_SOURCE RECORDS_
========

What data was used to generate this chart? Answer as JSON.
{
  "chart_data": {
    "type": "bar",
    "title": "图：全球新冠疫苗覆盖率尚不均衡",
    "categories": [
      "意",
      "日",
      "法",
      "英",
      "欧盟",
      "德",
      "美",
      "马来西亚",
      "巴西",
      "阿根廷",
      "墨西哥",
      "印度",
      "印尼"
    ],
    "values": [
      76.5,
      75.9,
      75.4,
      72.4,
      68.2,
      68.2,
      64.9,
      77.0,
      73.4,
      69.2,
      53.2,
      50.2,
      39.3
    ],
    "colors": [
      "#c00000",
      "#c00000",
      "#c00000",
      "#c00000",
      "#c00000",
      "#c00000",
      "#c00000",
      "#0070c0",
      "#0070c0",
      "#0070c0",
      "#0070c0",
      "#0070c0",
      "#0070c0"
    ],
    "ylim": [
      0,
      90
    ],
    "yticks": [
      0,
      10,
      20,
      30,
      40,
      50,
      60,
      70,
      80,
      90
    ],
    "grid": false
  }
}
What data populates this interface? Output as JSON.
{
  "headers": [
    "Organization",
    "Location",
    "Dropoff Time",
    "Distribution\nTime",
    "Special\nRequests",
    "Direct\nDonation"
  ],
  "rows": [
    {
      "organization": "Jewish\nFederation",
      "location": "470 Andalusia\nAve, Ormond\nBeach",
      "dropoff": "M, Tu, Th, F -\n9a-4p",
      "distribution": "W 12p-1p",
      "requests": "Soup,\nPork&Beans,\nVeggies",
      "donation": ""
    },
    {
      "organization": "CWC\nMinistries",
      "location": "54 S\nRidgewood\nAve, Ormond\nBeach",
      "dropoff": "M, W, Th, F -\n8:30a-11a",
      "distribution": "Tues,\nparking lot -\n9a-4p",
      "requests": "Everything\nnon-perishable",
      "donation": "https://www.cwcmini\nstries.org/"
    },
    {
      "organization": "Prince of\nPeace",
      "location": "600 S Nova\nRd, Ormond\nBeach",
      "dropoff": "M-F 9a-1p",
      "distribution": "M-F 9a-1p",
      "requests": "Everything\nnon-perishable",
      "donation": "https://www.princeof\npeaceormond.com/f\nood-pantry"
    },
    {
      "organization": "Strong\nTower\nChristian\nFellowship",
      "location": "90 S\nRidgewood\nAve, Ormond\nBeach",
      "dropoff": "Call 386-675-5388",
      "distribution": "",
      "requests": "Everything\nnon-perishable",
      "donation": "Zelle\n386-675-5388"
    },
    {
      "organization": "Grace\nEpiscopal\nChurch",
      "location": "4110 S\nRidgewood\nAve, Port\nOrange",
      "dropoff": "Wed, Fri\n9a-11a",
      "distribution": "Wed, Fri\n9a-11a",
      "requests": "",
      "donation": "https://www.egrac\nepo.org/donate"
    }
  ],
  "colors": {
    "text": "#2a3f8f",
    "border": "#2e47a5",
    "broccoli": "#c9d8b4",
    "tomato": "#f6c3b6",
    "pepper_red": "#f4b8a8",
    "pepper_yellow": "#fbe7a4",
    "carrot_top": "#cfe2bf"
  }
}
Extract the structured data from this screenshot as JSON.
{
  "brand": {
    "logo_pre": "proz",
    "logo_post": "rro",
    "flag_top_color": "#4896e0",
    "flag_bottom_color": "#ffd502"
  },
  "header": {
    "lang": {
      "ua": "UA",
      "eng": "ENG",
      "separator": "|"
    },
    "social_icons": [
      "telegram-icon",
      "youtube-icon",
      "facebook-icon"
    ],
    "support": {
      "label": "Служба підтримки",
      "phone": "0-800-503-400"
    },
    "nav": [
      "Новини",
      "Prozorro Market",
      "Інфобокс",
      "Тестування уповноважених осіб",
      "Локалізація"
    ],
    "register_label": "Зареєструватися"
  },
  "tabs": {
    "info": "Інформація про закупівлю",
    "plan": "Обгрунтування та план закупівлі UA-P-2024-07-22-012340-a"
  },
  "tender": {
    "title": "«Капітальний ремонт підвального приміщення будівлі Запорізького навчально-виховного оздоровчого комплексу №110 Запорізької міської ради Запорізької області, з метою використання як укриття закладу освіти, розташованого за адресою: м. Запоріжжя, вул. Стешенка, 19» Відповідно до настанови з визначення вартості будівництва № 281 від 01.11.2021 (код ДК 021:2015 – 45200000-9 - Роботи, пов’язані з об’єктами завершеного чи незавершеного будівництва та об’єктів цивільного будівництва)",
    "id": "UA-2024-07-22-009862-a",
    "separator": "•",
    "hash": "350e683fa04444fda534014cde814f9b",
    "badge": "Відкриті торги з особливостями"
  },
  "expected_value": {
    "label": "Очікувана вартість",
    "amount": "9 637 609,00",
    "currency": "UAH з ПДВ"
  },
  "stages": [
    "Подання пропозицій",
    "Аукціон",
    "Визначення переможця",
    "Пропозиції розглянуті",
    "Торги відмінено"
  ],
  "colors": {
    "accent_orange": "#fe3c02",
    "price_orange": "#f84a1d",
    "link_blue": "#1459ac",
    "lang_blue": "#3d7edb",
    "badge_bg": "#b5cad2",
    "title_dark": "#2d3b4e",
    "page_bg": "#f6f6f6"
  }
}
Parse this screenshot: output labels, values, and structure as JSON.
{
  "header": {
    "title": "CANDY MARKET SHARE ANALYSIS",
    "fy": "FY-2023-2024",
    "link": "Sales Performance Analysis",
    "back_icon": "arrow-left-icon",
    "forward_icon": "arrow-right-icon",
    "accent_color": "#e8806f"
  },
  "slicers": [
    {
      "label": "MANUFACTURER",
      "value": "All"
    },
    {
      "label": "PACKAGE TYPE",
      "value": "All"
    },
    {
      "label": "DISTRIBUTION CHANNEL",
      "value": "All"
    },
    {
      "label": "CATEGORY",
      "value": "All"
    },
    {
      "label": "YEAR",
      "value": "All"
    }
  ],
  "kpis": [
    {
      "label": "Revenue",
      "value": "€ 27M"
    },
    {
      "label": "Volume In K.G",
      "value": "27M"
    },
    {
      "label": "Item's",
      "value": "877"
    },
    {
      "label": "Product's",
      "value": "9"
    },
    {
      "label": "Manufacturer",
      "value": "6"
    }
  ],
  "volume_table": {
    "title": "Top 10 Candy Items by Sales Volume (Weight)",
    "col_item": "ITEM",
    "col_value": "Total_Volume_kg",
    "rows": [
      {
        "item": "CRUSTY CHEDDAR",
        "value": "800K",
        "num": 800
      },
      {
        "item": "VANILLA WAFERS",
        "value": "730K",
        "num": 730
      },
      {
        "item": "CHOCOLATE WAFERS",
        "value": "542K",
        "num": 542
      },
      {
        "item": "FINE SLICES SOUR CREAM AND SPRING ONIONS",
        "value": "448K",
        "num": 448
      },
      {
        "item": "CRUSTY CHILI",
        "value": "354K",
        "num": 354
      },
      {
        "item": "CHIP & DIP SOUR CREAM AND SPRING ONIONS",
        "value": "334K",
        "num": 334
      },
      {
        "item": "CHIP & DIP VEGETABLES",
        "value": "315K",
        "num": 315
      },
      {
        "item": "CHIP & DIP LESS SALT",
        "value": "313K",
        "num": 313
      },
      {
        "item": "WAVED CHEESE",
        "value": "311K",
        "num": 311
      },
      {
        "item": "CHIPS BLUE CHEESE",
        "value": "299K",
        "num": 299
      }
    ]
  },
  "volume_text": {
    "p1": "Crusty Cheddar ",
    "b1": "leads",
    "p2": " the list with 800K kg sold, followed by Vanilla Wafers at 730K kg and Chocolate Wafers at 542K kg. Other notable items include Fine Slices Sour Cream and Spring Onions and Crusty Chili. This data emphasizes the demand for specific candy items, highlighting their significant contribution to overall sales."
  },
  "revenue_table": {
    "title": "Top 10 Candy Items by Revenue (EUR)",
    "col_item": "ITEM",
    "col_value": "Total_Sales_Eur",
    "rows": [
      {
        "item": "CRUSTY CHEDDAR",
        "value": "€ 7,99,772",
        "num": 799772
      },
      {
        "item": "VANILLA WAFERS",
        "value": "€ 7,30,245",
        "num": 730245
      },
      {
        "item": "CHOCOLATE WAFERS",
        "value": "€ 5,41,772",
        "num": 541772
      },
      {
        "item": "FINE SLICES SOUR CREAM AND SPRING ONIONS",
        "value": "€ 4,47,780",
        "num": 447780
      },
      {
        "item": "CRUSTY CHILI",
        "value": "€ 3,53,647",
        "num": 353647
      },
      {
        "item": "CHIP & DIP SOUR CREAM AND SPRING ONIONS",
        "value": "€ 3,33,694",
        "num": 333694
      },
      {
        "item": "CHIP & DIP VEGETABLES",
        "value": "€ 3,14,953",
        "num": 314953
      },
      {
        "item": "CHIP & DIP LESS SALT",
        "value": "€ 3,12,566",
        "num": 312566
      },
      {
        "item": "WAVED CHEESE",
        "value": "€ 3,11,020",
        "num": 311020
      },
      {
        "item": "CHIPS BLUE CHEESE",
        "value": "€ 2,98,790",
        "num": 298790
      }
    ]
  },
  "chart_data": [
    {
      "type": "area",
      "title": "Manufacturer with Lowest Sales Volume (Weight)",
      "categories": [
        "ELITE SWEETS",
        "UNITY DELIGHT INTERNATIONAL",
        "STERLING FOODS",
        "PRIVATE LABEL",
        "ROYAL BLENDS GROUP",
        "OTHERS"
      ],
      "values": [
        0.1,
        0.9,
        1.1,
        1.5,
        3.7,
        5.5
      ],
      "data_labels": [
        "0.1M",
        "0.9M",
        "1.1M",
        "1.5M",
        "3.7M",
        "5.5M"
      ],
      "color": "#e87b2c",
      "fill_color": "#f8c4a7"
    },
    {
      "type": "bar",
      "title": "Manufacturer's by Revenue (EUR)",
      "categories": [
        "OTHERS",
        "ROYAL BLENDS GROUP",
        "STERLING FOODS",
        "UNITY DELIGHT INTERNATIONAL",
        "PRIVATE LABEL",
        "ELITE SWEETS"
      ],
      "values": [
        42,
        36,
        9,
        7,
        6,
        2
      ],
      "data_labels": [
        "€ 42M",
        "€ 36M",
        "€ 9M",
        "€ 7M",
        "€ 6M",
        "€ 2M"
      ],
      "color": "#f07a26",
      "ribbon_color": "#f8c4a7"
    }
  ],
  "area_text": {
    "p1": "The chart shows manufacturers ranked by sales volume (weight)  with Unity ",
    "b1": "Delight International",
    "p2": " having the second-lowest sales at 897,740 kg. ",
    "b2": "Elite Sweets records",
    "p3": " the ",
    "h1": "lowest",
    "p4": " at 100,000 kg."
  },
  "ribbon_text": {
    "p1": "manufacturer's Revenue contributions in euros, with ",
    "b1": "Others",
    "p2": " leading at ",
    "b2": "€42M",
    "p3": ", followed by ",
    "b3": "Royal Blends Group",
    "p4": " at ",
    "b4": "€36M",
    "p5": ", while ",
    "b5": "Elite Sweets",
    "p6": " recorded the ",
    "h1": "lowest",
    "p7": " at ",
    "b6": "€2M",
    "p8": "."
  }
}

========

_DESCRIPTION OF THE TASK_
Every line of the records that includes the word "https" should be gathered.

_RESPONSE_
      "donation": "https://www.cwcmini\nstries.org/"
      "donation": "https://www.princeof\npeaceormond.com/f\nood-pantry"
      "donation": "https://www.egrac\nepo.org/donate"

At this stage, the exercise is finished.